__Task details__
Go through the listing and write out all of it exactly.

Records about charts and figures
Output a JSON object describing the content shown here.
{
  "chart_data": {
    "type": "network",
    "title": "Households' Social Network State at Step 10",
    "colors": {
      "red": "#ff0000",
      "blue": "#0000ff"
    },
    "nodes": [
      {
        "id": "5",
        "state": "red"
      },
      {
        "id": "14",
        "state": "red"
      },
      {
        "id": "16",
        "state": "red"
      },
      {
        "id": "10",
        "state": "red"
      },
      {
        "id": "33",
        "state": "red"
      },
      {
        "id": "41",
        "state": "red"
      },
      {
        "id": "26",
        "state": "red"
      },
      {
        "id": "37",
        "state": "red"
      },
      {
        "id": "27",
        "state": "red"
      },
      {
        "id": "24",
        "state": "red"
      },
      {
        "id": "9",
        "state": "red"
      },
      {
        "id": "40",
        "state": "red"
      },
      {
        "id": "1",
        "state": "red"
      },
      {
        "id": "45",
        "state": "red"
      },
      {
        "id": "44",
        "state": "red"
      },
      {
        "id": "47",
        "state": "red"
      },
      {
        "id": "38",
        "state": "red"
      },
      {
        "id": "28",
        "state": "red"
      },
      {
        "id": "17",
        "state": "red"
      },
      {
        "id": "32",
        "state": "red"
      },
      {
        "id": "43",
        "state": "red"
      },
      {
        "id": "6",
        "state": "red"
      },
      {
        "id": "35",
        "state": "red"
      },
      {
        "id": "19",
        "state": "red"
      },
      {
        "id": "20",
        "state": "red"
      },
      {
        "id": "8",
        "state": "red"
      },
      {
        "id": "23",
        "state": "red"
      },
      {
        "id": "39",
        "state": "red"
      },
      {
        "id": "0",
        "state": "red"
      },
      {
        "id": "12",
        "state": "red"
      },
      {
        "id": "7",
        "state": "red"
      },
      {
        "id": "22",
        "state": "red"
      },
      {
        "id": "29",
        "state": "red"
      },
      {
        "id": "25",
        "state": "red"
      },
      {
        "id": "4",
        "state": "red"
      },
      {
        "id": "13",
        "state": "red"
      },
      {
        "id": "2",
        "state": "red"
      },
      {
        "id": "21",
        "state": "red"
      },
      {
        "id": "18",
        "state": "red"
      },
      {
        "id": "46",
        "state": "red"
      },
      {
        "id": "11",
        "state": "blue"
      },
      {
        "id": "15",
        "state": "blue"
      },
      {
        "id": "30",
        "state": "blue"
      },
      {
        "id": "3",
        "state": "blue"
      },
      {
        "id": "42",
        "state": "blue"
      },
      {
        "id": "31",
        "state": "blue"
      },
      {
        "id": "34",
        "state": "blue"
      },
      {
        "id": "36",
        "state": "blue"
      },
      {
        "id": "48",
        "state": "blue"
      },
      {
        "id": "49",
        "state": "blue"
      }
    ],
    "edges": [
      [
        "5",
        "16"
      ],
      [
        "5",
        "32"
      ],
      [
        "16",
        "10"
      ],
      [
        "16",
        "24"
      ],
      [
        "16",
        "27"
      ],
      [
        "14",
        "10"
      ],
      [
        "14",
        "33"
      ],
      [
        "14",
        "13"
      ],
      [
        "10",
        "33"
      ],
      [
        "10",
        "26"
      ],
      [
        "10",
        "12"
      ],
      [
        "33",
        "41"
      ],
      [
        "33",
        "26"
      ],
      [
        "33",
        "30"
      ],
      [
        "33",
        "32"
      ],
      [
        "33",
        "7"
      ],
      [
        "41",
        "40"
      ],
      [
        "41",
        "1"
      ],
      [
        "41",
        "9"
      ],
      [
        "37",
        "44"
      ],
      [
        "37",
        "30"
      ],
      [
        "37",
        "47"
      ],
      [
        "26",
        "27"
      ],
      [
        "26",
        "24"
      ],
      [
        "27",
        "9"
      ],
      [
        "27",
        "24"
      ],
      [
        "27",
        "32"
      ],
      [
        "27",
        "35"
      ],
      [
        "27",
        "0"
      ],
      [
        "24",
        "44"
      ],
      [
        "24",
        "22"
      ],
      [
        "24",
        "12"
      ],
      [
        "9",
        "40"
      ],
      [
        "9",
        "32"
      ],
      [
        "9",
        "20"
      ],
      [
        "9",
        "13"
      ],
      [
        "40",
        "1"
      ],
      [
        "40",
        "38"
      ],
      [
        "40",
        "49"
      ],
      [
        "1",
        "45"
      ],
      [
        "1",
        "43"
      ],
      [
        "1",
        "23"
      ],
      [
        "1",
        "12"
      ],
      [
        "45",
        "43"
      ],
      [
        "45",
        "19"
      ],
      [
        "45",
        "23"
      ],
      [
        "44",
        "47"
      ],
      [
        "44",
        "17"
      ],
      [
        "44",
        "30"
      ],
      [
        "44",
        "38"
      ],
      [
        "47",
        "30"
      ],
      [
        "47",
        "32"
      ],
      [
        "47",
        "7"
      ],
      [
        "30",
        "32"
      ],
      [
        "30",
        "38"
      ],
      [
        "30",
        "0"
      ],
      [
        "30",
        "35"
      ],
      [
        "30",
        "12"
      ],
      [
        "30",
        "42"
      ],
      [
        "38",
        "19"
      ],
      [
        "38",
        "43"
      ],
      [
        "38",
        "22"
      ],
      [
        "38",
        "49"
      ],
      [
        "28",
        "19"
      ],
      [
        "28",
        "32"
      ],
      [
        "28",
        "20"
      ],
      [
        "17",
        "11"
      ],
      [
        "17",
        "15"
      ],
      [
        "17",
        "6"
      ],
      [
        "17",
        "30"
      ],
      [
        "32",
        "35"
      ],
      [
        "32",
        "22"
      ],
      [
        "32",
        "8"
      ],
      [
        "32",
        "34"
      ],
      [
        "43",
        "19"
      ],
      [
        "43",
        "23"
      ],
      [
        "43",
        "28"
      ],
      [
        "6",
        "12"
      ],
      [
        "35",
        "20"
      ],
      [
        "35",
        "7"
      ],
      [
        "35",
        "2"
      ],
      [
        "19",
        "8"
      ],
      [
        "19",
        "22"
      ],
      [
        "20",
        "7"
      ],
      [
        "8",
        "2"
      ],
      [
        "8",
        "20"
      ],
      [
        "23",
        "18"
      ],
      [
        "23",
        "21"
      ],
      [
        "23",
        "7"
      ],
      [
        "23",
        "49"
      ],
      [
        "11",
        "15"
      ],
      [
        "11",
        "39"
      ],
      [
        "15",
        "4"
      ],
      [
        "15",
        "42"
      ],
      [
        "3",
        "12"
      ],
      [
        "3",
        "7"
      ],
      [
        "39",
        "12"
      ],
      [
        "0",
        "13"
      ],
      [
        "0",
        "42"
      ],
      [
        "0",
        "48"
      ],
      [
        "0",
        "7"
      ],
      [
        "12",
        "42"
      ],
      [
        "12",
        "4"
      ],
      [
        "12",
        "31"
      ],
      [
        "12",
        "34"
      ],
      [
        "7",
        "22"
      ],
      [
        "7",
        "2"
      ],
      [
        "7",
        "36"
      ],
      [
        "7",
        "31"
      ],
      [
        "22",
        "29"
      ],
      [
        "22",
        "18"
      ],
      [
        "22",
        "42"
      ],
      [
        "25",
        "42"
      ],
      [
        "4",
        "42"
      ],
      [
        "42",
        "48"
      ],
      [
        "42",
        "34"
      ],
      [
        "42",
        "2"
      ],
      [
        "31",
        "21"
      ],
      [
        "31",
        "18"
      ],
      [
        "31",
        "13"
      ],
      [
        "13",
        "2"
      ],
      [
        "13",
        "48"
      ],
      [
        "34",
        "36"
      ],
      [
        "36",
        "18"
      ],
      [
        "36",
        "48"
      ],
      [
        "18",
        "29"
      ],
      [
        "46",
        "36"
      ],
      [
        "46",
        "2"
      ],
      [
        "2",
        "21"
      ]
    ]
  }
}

__Response for this exercise__
Output a JSON object describing the content shown here.
{
  "chart_data": {
    "type": "network",
    "title": "Households' Social Network State at Step 10",
    "colors": {
      "red": "#ff0000",
      "blue": "#0000ff"
    },
    "nodes": [
      {
        "id": "5",
        "state": "red"
      },
      {
        "id": "14",
        "state": "red"
      },
      {
        "id": "16",
        "state": "red"
      },
      {
        "id": "10",
        "state": "red"
      },
      {
        "id": "33",
        "state": "red"
      },
      {
        "id": "41",
        "state": "red"
      },
      {
        "id": "26",
        "state": "red"
      },
      {
        "id": "37",
        "state": "red"
      },
      {
        "id": "27",
        "state": "red"
      },
      {
        "id": "24",
        "state": "red"
      },
      {
        "id": "9",
        "state": "red"
      },
      {
        "id": "40",
        "state": "red"
      },
      {
        "id": "1",
        "state": "red"
      },
      {
        "id": "45",
        "state": "red"
      },
      {
        "id": "44",
        "state": "red"
      },
      {
        "id": "47",
        "state": "red"
      },
      {
        "id": "38",
        "state": "red"
      },
      {
        "id": "28",
        "state": "red"
      },
      {
        "id": "17",
        "state": "red"
      },
      {
        "id": "32",
        "state": "red"
      },
      {
        "id": "43",
        "state": "red"
      },
      {
        "id": "6",
        "state": "red"
      },
      {
        "id": "35",
        "state": "red"
      },
      {
        "id": "19",
        "state": "red"
      },
      {
        "id": "20",
        "state": "red"
      },
      {
        "id": "8",
        "state": "red"
      },
      {
        "id": "23",
        "state": "red"
      },
      {
        "id": "39",
        "state": "red"
      },
      {
        "id": "0",
        "state": "red"
      },
      {
        "id": "12",
        "state": "red"
      },
      {
        "id": "7",
        "state": "red"
      },
      {
        "id": "22",
        "state": "red"
      },
      {
        "id": "29",
        "state": "red"
      },
      {
        "id": "25",
        "state": "red"
      },
      {
        "id": "4",
        "state": "red"
      },
      {
        "id": "13",
        "state": "red"
      },
      {
        "id": "2",
        "state": "red"
      },
      {
        "id": "21",
        "state": "red"
      },
      {
        "id": "18",
        "state": "red"
      },
      {
        "id": "46",
        "state": "red"
      },
      {
        "id": "11",
        "state": "blue"
      },
      {
        "id": "15",
        "state": "blue"
      },
      {
        "id": "30",
        "state": "blue"
      },
      {
        "id": "3",
        "state": "blue"
      },
      {
        "id": "42",
        "state": "blue"
      },
      {
        "id": "31",
        "state": "blue"
      },
      {
        "id": "34",
        "state": "blue"
      },
      {
        "id": "36",
        "state": "blue"
      },
      {
        "id": "48",
        "state": "blue"
      },
      {
        "id": "49",
        "state": "blue"
      }
    ],
    "edges": [
      [
        "5",
        "16"
      ],
      [
        "5",
        "32"
      ],
      [
        "16",
        "10"
      ],
      [
        "16",
        "24"
      ],
      [
        "16",
        "27"
      ],
      [
        "14",
        "10"
      ],
      [
        "14",
        "33"
      ],
      [
        "14",
        "13"
      ],
      [
        "10",
        "33"
      ],
      [
        "10",
        "26"
      ],
      [
        "10",
        "12"
      ],
      [
        "33",
        "41"
      ],
      [
        "33",
        "26"
      ],
      [
        "33",
        "30"
      ],
      [
        "33",
        "32"
      ],
      [
        "33",
        "7"
      ],
      [
        "41",
        "40"
      ],
      [
        "41",
        "1"
      ],
      [
        "41",
        "9"
      ],
      [
        "37",
        "44"
      ],
      [
        "37",
        "30"
      ],
      [
        "37",
        "47"
      ],
      [
        "26",
        "27"
      ],
      [
        "26",
        "24"
      ],
      [
        "27",
        "9"
      ],
      [
        "27",
        "24"
      ],
      [
        "27",
        "32"
      ],
      [
        "27",
        "35"
      ],
      [
        "27",
        "0"
      ],
      [
        "24",
        "44"
      ],
      [
        "24",
        "22"
      ],
      [
        "24",
        "12"
      ],
      [
        "9",
        "40"
      ],
      [
        "9",
        "32"
      ],
      [
        "9",
        "20"
      ],
      [
        "9",
        "13"
      ],
      [
        "40",
        "1"
      ],
      [
        "40",
        "38"
      ],
      [
        "40",
        "49"
      ],
      [
        "1",
        "45"
      ],
      [
        "1",
        "43"
      ],
      [
        "1",
        "23"
      ],
      [
        "1",
        "12"
      ],
      [
        "45",
        "43"
      ],
      [
        "45",
        "19"
      ],
      [
        "45",
        "23"
      ],
      [
        "44",
        "47"
      ],
      [
        "44",
        "17"
      ],
      [
        "44",
        "30"
      ],
      [
        "44",
        "38"
      ],
      [
        "47",
        "30"
      ],
      [
        "47",
        "32"
      ],
      [
        "47",
        "7"
      ],
      [
        "30",
        "32"
      ],
      [
        "30",
        "38"
      ],
      [
        "30",
        "0"
      ],
      [
        "30",
        "35"
      ],
      [
        "30",
        "12"
      ],
      [
        "30",
        "42"
      ],
      [
        "38",
        "19"
      ],
      [
        "38",
        "43"
      ],
      [
        "38",
        "22"
      ],
      [
        "38",
        "49"
      ],
      [
        "28",
        "19"
      ],
      [
        "28",
        "32"
      ],
      [
        "28",
        "20"
      ],
      [
        "17",
        "11"
      ],
      [
        "17",
        "15"
      ],
      [
        "17",
        "6"
      ],
      [
        "17",
        "30"
      ],
      [
        "32",
        "35"
      ],
      [
        "32",
        "22"
      ],
      [
        "32",
        "8"
      ],
      [
        "32",
        "34"
      ],
      [
        "43",
        "19"
      ],
      [
        "43",
        "23"
      ],
      [
        "43",
        "28"
      ],
      [
        "6",
        "12"
      ],
      [
        "35",
        "20"
      ],
      [
        "35",
        "7"
      ],
      [
        "35",
        "2"
      ],
      [
        "19",
        "8"
      ],
      [
        "19",
        "22"
      ],
      [
        "20",
        "7"
      ],
      [
        "8",
        "2"
      ],
      [
        "8",
        "20"
      ],
      [
        "23",
        "18"
      ],
      [
        "23",
        "21"
      ],
      [
        "23",
        "7"
      ],
      [
        "23",
        "49"
      ],
      [
        "11",
        "15"
      ],
      [
        "11",
        "39"
      ],
      [
        "15",
        "4"
      ],
      [
        "15",
        "42"
      ],
      [
        "3",
        "12"
      ],
      [
        "3",
        "7"
      ],
      [
        "39",
        "12"
      ],
      [
        "0",
        "13"
      ],
      [
        "0",
        "42"
      ],
      [
        "0",
        "48"
      ],
      [
        "0",
        "7"
      ],
      [
        "12",
        "42"
      ],
      [
        "12",
        "4"
      ],
      [
        "12",
        "31"
      ],
      [
        "12",
        "34"
      ],
      [
        "7",
        "22"
      ],
      [
        "7",
        "2"
      ],
      [
        "7",
        "36"
      ],
      [
        "7",
        "31"
      ],
      [
        "22",
        "29"
      ],
      [
        "22",
        "18"
      ],
      [
        "22",
        "42"
      ],
      [
        "25",
        "42"
      ],
      [
        "4",
        "42"
      ],
      [
        "42",
        "48"
      ],
      [
        "42",
        "34"
      ],
      [
        "42",
        "2"
      ],
      [
        "31",
        "21"
      ],
      [
        "31",
        "18"
      ],
      [
        "31",
        "13"
      ],
      [
        "13",
        "2"
      ],
      [
        "13",
        "48"
      ],
      [
        "34",
        "36"
      ],
      [
        "36",
        "18"
      ],
      [
        "36",
        "48"
      ],
      [
        "18",
        "29"
      ],
      [
        "46",
        "36"
      ],
      [
        "46",
        "2"
      ],
      [
        "2",
        "21"
      ]
    ]
  }
}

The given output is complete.